:: Exercise directions ::
Quote, word for word, the lines of the material starting at the line that contains "layer-checkbox[interactable] — [32, 193, 37, 199]" and ending at the line that contains "compass-icon[interactable] — [156, 101, 190, 135]", with both of those lines included. Give only those lines.

Annotations of layout elements
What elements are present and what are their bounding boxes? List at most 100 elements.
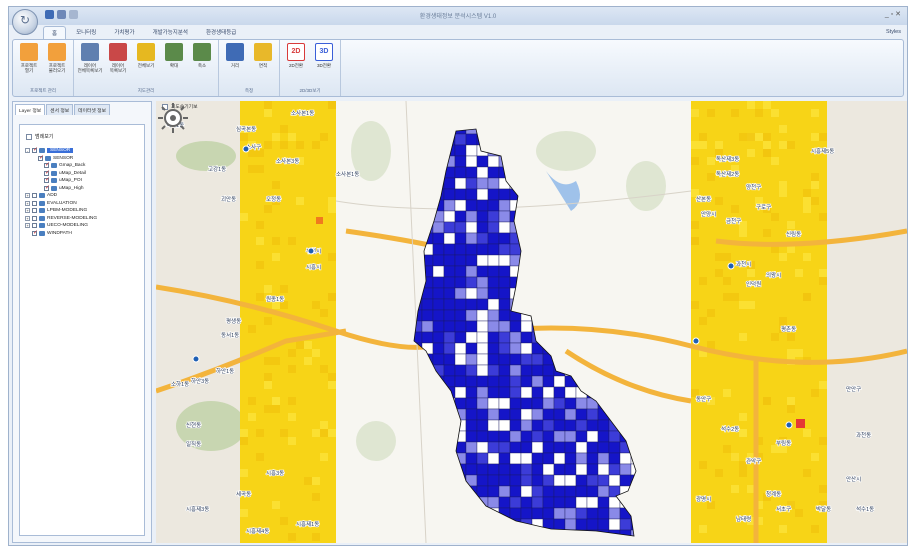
layer-checkbox[interactable] — [32, 193, 37, 199]
layer-checkbox[interactable] — [32, 229, 38, 236]
grid-cell — [454, 232, 467, 245]
layer-icon — [45, 155, 51, 161]
map-marker-icon — [192, 355, 200, 363]
ribbon-button-label: 거리 — [230, 63, 240, 68]
expand-toggle-icon[interactable]: + — [25, 200, 30, 206]
heatmap-cell — [296, 341, 304, 349]
grid-cell — [542, 397, 555, 410]
ribbon-tab[interactable]: 환경생태등급 — [198, 26, 244, 39]
layer-checkbox[interactable] — [32, 208, 37, 214]
expand-toggle-icon[interactable]: + — [25, 223, 30, 229]
grid-cell — [531, 430, 544, 443]
grid-cell — [564, 485, 577, 498]
map-view[interactable]: 지도숨기기보 소사본1동심곡본동소사구소사본3동소사본1동역곡1동고강1동괴안동… — [156, 101, 907, 543]
layer-tree-item[interactable]: Gmap_Back — [25, 161, 143, 170]
layer-checkbox[interactable] — [32, 215, 37, 221]
grid-cell — [465, 342, 478, 355]
ribbon-tab[interactable]: 개발가능지분석 — [145, 26, 196, 39]
ribbon-button[interactable]: 거리 — [222, 43, 248, 68]
layer-checkbox[interactable] — [32, 200, 37, 206]
heatmap-cell — [288, 413, 296, 421]
ribbon-button[interactable]: 프로젝트 열기 — [16, 43, 42, 73]
layer-tree-item[interactable]: + ADD — [25, 192, 143, 200]
layer-tree-item[interactable]: + UECO-MODELING — [25, 222, 143, 230]
application-menu-button[interactable]: ↻ — [12, 9, 38, 35]
ribbon-button[interactable]: 프로젝트 불러오기 — [44, 43, 70, 73]
layer-tree-item[interactable]: + REVERSE-MODELING — [25, 215, 143, 223]
grid-cell — [487, 265, 500, 278]
map-place-label: 박달동 — [816, 505, 831, 513]
layer-tree-item[interactable]: uMap_High — [25, 184, 143, 193]
grid-cell — [498, 485, 511, 498]
panel-tab[interactable]: Layer 정보 — [15, 104, 46, 115]
layer-checkbox[interactable] — [32, 223, 37, 229]
expand-toggle-icon[interactable]: + — [25, 215, 30, 221]
heatmap-cell — [288, 365, 296, 373]
ribbon-button[interactable]: 전체보기 — [133, 43, 159, 73]
heatmap-cell — [755, 109, 763, 117]
ribbon-button[interactable]: 3D 3D전환 — [311, 43, 337, 68]
grid-cell — [465, 188, 478, 201]
ribbon-group-label: 지도관리 — [137, 88, 155, 93]
grid-cell — [454, 364, 467, 377]
grid-cell — [476, 254, 489, 267]
ribbon-button[interactable]: 축소 — [189, 43, 215, 73]
compass-icon[interactable] — [156, 101, 190, 135]
grid-cell — [553, 397, 566, 410]
map-place-label: 구로구 — [756, 204, 771, 211]
layer-checkbox[interactable] — [44, 169, 50, 176]
ribbon-button[interactable]: 레이어 전체목록보기 — [77, 43, 103, 73]
grid-cell — [509, 441, 522, 454]
layer-tree-item[interactable]: WINDPATH — [25, 229, 143, 238]
grid-cell — [454, 353, 467, 366]
ribbon-button[interactable]: 면적 — [250, 43, 276, 68]
heatmap-cell — [312, 493, 320, 501]
layer-panel: Layer 정보센서 정보데이터셋 정보 범례보기 - SENSORSENSOR G… — [12, 101, 152, 543]
layer-checkbox[interactable] — [44, 176, 50, 184]
layer-checkbox[interactable] — [32, 146, 38, 154]
ribbon-button[interactable]: 2D 2D전환 — [283, 43, 309, 68]
grid-cell — [498, 221, 511, 234]
layer-tree-item[interactable]: uMap_Detail — [25, 169, 143, 178]
grid-cell — [487, 342, 500, 355]
grid-cell — [498, 309, 511, 322]
legend-toggle[interactable]: 범례보기 — [26, 133, 53, 140]
ribbon-button[interactable]: 레이어 목록보기 — [105, 43, 131, 73]
styles-menu[interactable]: Styles — [886, 29, 901, 35]
panel-tab[interactable]: 센서 정보 — [46, 104, 74, 115]
panel-tab[interactable]: 데이터셋 정보 — [74, 104, 110, 115]
map-marker-icon — [692, 337, 700, 345]
layer-tree-item[interactable]: + EVALUATION — [25, 200, 143, 208]
layer-tree-item[interactable]: uMap_POI — [25, 176, 143, 185]
grid-cell — [454, 210, 467, 223]
heatmap-cell — [771, 333, 779, 341]
heatmap-cell — [288, 349, 296, 357]
grid-cell — [520, 342, 533, 355]
heatmap-cell — [795, 349, 803, 357]
expand-toggle-icon[interactable]: - — [25, 148, 30, 154]
grid-cell — [454, 144, 467, 157]
grid-cell — [487, 276, 500, 289]
grid-cell — [542, 375, 555, 388]
grid-cell — [498, 243, 511, 256]
layer-checkbox[interactable] — [44, 161, 50, 169]
layer-tree: - SENSORSENSOR Gmap_BackuMap_Detail uMap_PO… — [25, 146, 143, 238]
heatmap-cell — [320, 365, 328, 373]
layer-tree-item[interactable]: + LPBM-MODELING — [25, 207, 143, 215]
expand-toggle-icon[interactable]: + — [25, 193, 30, 199]
ribbon: 프로젝트 열기 프로젝트 불러오기 프로젝트 관리 레이어 전체목록보기 레이어 목록보… — [12, 39, 904, 97]
grid-cell — [432, 331, 445, 344]
ribbon-tab[interactable]: 홈 — [43, 26, 67, 39]
window-controls[interactable]: _ ▫ ✕ — [885, 10, 901, 18]
heatmap-cell — [755, 197, 763, 205]
layer-tree-item[interactable]: SENSOR — [25, 154, 143, 163]
ribbon-tab[interactable]: 모니터링 — [68, 26, 104, 39]
layer-checkbox[interactable] — [44, 184, 50, 191]
ribbon-button[interactable]: 확대 — [161, 43, 187, 73]
ribbon-tab[interactable]: 가치평가 — [106, 26, 142, 39]
grid-cell — [520, 485, 533, 498]
layer-checkbox[interactable] — [38, 154, 44, 161]
grid-cell — [443, 254, 456, 267]
expand-toggle-icon[interactable]: + — [25, 208, 30, 214]
legend-checkbox[interactable] — [26, 133, 32, 140]
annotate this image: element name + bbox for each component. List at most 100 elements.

:: Task result ::
layer-checkbox[interactable] — [32, 193, 37, 199]
layer-checkbox[interactable] — [32, 229, 38, 236]
grid-cell — [454, 232, 467, 245]
layer-icon — [45, 155, 51, 161]
map-marker-icon — [192, 355, 200, 363]
ribbon-button-label: 거리 — [230, 63, 240, 68]
expand-toggle-icon[interactable]: + — [25, 200, 30, 206]
heatmap-cell — [296, 341, 304, 349]
grid-cell — [542, 397, 555, 410]
ribbon-tab[interactable]: 환경생태등급 — [198, 26, 244, 39]
layer-checkbox[interactable] — [32, 208, 37, 214]
expand-toggle-icon[interactable]: + — [25, 223, 30, 229]
grid-cell — [531, 430, 544, 443]
grid-cell — [564, 485, 577, 498]
map-view[interactable]: 지도숨기기보 소사본1동심곡본동소사구소사본3동소사본1동역곡1동고강1동괴안동… — [156, 101, 907, 543]
layer-tree-item[interactable]: Gmap_Back — [25, 161, 143, 170]
layer-checkbox[interactable] — [32, 215, 37, 221]
grid-cell — [465, 342, 478, 355]
ribbon-tab[interactable]: 개발가능지분석 — [145, 26, 196, 39]
ribbon-button[interactable]: 거리 — [222, 43, 248, 68]
layer-checkbox[interactable] — [32, 200, 37, 206]
heatmap-cell — [288, 413, 296, 421]
ribbon-button[interactable]: 프로젝트 열기 — [16, 43, 42, 73]
layer-tree-item[interactable]: + ADD — [25, 192, 143, 200]
layer-tree-item[interactable]: + UECO-MODELING — [25, 222, 143, 230]
application-menu-button[interactable]: ↻ — [12, 9, 38, 35]
ribbon-button[interactable]: 프로젝트 불러오기 — [44, 43, 70, 73]
layer-tree-item[interactable]: + REVERSE-MODELING — [25, 215, 143, 223]
grid-cell — [487, 265, 500, 278]
map-place-label: 박달동 — [816, 505, 831, 513]
layer-tree-item[interactable]: uMap_High — [25, 184, 143, 193]
grid-cell — [498, 485, 511, 498]
panel-tab[interactable]: Layer 정보 — [15, 104, 46, 115]
layer-checkbox[interactable] — [32, 223, 37, 229]
expand-toggle-icon[interactable]: + — [25, 215, 30, 221]
heatmap-cell — [288, 365, 296, 373]
ribbon-button[interactable]: 전체보기 — [133, 43, 159, 73]
heatmap-cell — [755, 109, 763, 117]
ribbon-button[interactable]: 3D 3D전환 — [311, 43, 337, 68]
grid-cell — [465, 188, 478, 201]
ribbon-group-label: 지도관리 — [137, 88, 155, 93]
grid-cell — [454, 364, 467, 377]
grid-cell — [476, 254, 489, 267]
ribbon-button[interactable]: 축소 — [189, 43, 215, 73]
compass-icon[interactable] — [156, 101, 190, 135]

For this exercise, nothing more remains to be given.